------ DATA SUPPLIED ------

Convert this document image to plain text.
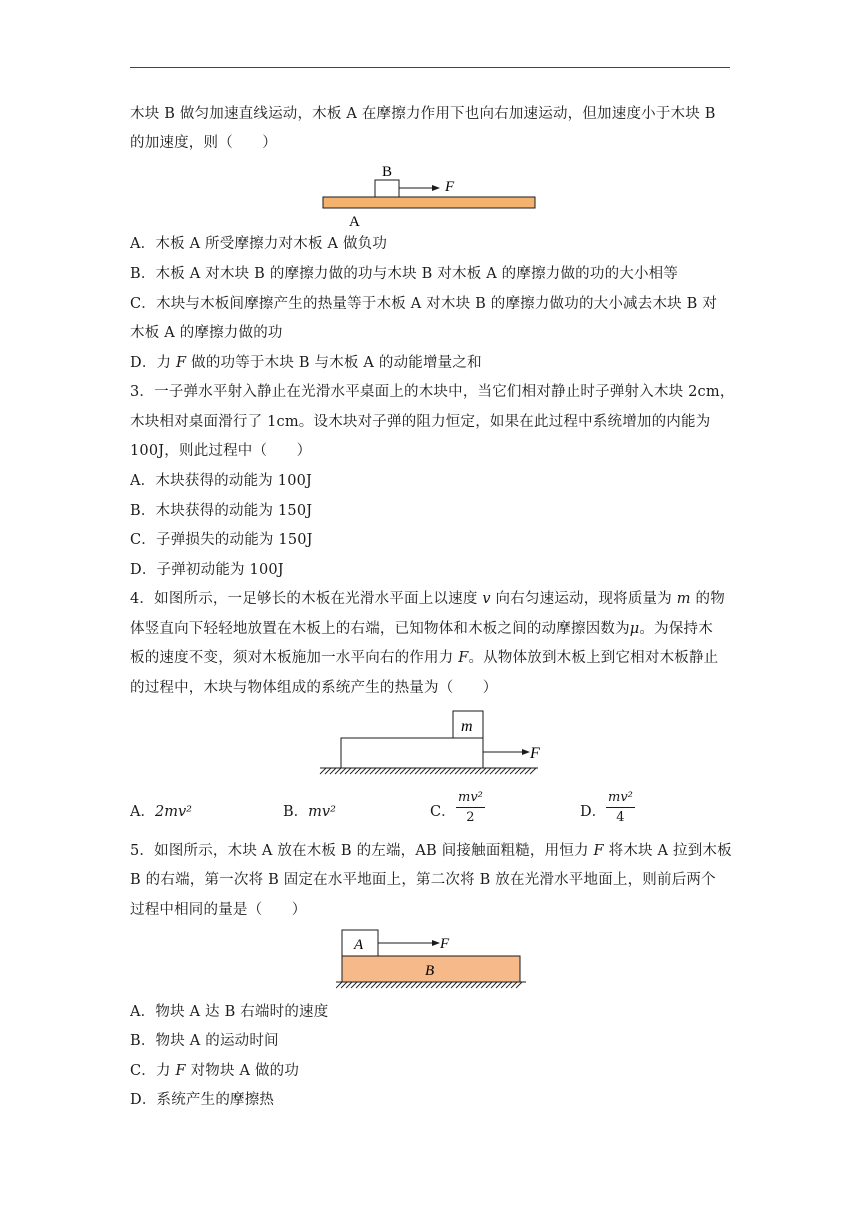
木块 B 做匀加速直线运动，木板 A 在摩擦力作用下也向右加速运动，但加速度小于木块 B
的加速度，则（　　）
B
F
A
A．木板 A 所受摩擦力对木板 A 做负功
B．木板 A 对木块 B 的摩擦力做的功与木块 B 对木板 A 的摩擦力做的功的大小相等
C．木块与木板间摩擦产生的热量等于木板 A 对木块 B 的摩擦力做功的大小减去木块 B 对
木板 A 的摩擦力做的功
D．力 F 做的功等于木块 B 与木板 A 的动能增量之和
3．一子弹水平射入静止在光滑水平桌面上的木块中，当它们相对静止时子弹射入木块 2cm，
木块相对桌面滑行了 1cm。设木块对子弹的阻力恒定，如果在此过程中系统增加的内能为
100J，则此过程中（　　）
A．木块获得的动能为 100J
B．木块获得的动能为 150J
C．子弹损失的动能为 150J
D．子弹初动能为 100J
4．如图所示，一足够长的木板在光滑水平面上以速度 v 向右匀速运动，现将质量为 m 的物
体竖直向下轻轻地放置在木板上的右端，已知物体和木板之间的动摩擦因数为μ。为保持木
板的速度不变，须对木板施加一水平向右的作用力 F。从物体放到木板上到它相对木板静止
的过程中，木块与物体组成的系统产生的热量为（　　）
m
F
A．2mv²	B．mv²	C．
mv²
2	D．
mv²
4
5．如图所示，木块 A 放在木板 B 的左端，AB 间接触面粗糙，用恒力 F 将木块 A 拉到木板
B 的右端，第一次将 B 固定在水平地面上，第二次将 B 放在光滑水平地面上，则前后两个
过程中相同的量是（　　）
A	F
B
A．物块 A 达 B 右端时的速度
B．物块 A 的运动时间
C．力 F 对物块 A 做的功
D．系统产生的摩擦热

------

DIRECTIVE> Take every line from the data above that holds "如图所示" and copy it out.

COMPLETE RESPONSE>
4．如图所示，一足够长的木板在光滑水平面上以速度 v 向右匀速运动，现将质量为 m 的物
5．如图所示，木块 A 放在木板 B 的左端，AB 间接触面粗糙，用恒力 F 将木块 A 拉到木板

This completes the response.